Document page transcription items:

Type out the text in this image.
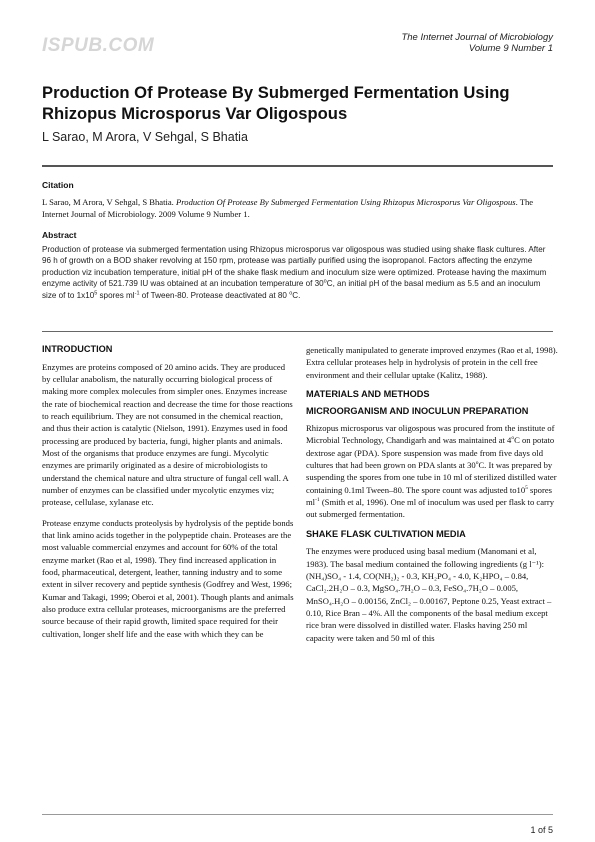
ISPUB.COM	The Internet Journal of Microbiology
Volume 9 Number 1
Production Of Protease By Submerged Fermentation Using Rhizopus Microsporus Var Oligospous
L Sarao, M Arora, V Sehgal, S Bhatia
Citation
L Sarao, M Arora, V Sehgal, S Bhatia. Production Of Protease By Submerged Fermentation Using Rhizopus Microsporus Var Oligospous. The Internet Journal of Microbiology. 2009 Volume 9 Number 1.
Abstract
Production of protease via submerged fermentation using Rhizopus microsporus var oligospous was studied using shake flask cultures. After 96 h of growth on a BOD shaker revolving at 150 rpm, protease was partially purified using the isopropanol. Factors affecting the enzyme production viz incubation temperature, initial pH of the shake flask medium and inoculum size were optimized. Protease having the maximum enzyme activity of 521.739 IU was obtained at an incubation temperature of 30$^o$C, an initial pH of the basal medium as 5.5 and an inoculum size of to $1x10^5$ spores $ml^{-1}$ of Tween-80. Protease deactivated at 80 $^o$C.
INTRODUCTION

Enzymes are proteins composed of 20 amino acids. They are produced by cellular anabolism, the naturally occurring biological process of making more complex molecules from simpler ones. Enzymes increase the rate of biochemical reaction and decrease the time for those reactions to reach equilibrium. They are not consumed in the chemical reaction, and thus their action is catalytic (Nielson, 1991). Enzymes used in food processing are produced by bacteria, fungi, higher plants and animals. Most of the organisms that produce enzymes are fungi. Mycolytic enzymes are primarily originated as a desire of microbiologists to understand the chemical nature and ultra structure of fungal cell wall. A number of enzymes can be classified under mycolytic enzymes viz; protease, cellulase, xylanase etc.

Protease enzyme conducts proteolysis by hydrolysis of the peptide bonds that link amino acids together in the polypeptide chain. Proteases are the most valuable commercial enzymes and account for 60% of the total enzyme market (Rao et al, 1998). They find increased application in food, pharmaceutical, detergent, leather, tanning industry and to some extent in silver recovery and peptide synthesis (Godfrey and West, 1996; Kumar and Takagi, 1999; Oberoi et al, 2001). Though plants and animals also produce extra cellular proteases, microorganisms are the preferred source because of their rapid growth, limited space required for their cultivation, longer shelf life and the ease with which they can be

genetically manipulated to generate improved enzymes (Rao et al, 1998). Extra cellular proteases help in hydrolysis of protein in the cell free environment and their cellular uptake (Kalitz, 1988).

MATERIALS AND METHODS
MICROORGANISM AND INOCULUN PREPARATION

Rhizopus microsporus var oligospous was procured from the institute of Microbial Technology, Chandigarh and was maintained at 4$^o$C on potato dextrose agar (PDA). Spore suspension was made from five days old cultures that had been grown on PDA slants at 30$^o$C. It was prepared by suspending the spores from one tube in 10 ml of sterilized distilled water containing 0.1ml Tween–80. The spore count was adjusted $to10^5$ spores $ml^{-1}$ (Smith et al, 1996). One ml of inoculum was used per flask to carry out submerged fermentation.

SHAKE FLASK CULTIVATION MEDIA

The enzymes were produced using basal medium (Manomani et al, 1983). The basal medium contained the following ingredients (g l⁻¹): (NH₄)SO₄ - 1.4, CO(NH₂)₂ - 0.3, KH₂PO₄ - 4.0, K₂HPO₄ – 0.84, CaCl₂.2H₂O – 0.3, MgSO₄.7H₂O – 0.3, FeSO₄.7H₂O – 0.005, MnSO₄.H₂O – 0.00156, ZnCl₂ – 0.00167, Peptone 0.25, Yeast extract – 0.10, Rice Bran – 4%. All the components of the basal medium except rice bran were dissolved in distilled water. Flasks having 250 ml capacity were taken and 50 ml of this

1 of 5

YOUR GOAL: Each record has to be set down verbatim, and the pictures must not appear in the copy.

SOLUTION:
Type out the text in this image.
ISPUB.COM	The Internet Journal of Microbiology
Volume 9 Number 1
Production Of Protease By Submerged Fermentation Using Rhizopus Microsporus Var Oligospous
L Sarao, M Arora, V Sehgal, S Bhatia
Citation
L Sarao, M Arora, V Sehgal, S Bhatia. Production Of Protease By Submerged Fermentation Using Rhizopus Microsporus Var Oligospous. The Internet Journal of Microbiology. 2009 Volume 9 Number 1.
Abstract
Production of protease via submerged fermentation using Rhizopus microsporus var oligospous was studied using shake flask cultures. After 96 h of growth on a BOD shaker revolving at 150 rpm, protease was partially purified using the isopropanol. Factors affecting the enzyme production viz incubation temperature, initial pH of the shake flask medium and inoculum size were optimized. Protease having the maximum enzyme activity of 521.739 IU was obtained at an incubation temperature of 30$^o$C, an initial pH of the basal medium as 5.5 and an inoculum size of to $1x10^5$ spores $ml^{-1}$ of Tween-80. Protease deactivated at 80 $^o$C.
INTRODUCTION

Enzymes are proteins composed of 20 amino acids. They are produced by cellular anabolism, the naturally occurring biological process of making more complex molecules from simpler ones. Enzymes increase the rate of biochemical reaction and decrease the time for those reactions to reach equilibrium. They are not consumed in the chemical reaction, and thus their action is catalytic (Nielson, 1991). Enzymes used in food processing are produced by bacteria, fungi, higher plants and animals. Most of the organisms that produce enzymes are fungi. Mycolytic enzymes are primarily originated as a desire of microbiologists to understand the chemical nature and ultra structure of fungal cell wall. A number of enzymes can be classified under mycolytic enzymes viz; protease, cellulase, xylanase etc.

Protease enzyme conducts proteolysis by hydrolysis of the peptide bonds that link amino acids together in the polypeptide chain. Proteases are the most valuable commercial enzymes and account for 60% of the total enzyme market (Rao et al, 1998). They find increased application in food, pharmaceutical, detergent, leather, tanning industry and to some extent in silver recovery and peptide synthesis (Godfrey and West, 1996; Kumar and Takagi, 1999; Oberoi et al, 2001). Though plants and animals also produce extra cellular proteases, microorganisms are the preferred source because of their rapid growth, limited space required for their cultivation, longer shelf life and the ease with which they can be

genetically manipulated to generate improved enzymes (Rao et al, 1998). Extra cellular proteases help in hydrolysis of protein in the cell free environment and their cellular uptake (Kalitz, 1988).

MATERIALS AND METHODS
MICROORGANISM AND INOCULUN PREPARATION

Rhizopus microsporus var oligospous was procured from the institute of Microbial Technology, Chandigarh and was maintained at 4$^o$C on potato dextrose agar (PDA). Spore suspension was made from five days old cultures that had been grown on PDA slants at 30$^o$C. It was prepared by suspending the spores from one tube in 10 ml of sterilized distilled water containing 0.1ml Tween–80. The spore count was adjusted $to10^5$ spores $ml^{-1}$ (Smith et al, 1996). One ml of inoculum was used per flask to carry out submerged fermentation.

SHAKE FLASK CULTIVATION MEDIA

The enzymes were produced using basal medium (Manomani et al, 1983). The basal medium contained the following ingredients (g l⁻¹): (NH₄)SO₄ - 1.4, CO(NH₂)₂ - 0.3, KH₂PO₄ - 4.0, K₂HPO₄ – 0.84, CaCl₂.2H₂O – 0.3, MgSO₄.7H₂O – 0.3, FeSO₄.7H₂O – 0.005, MnSO₄.H₂O – 0.00156, ZnCl₂ – 0.00167, Peptone 0.25, Yeast extract – 0.10, Rice Bran – 4%. All the components of the basal medium except rice bran were dissolved in distilled water. Flasks having 250 ml capacity were taken and 50 ml of this

1 of 5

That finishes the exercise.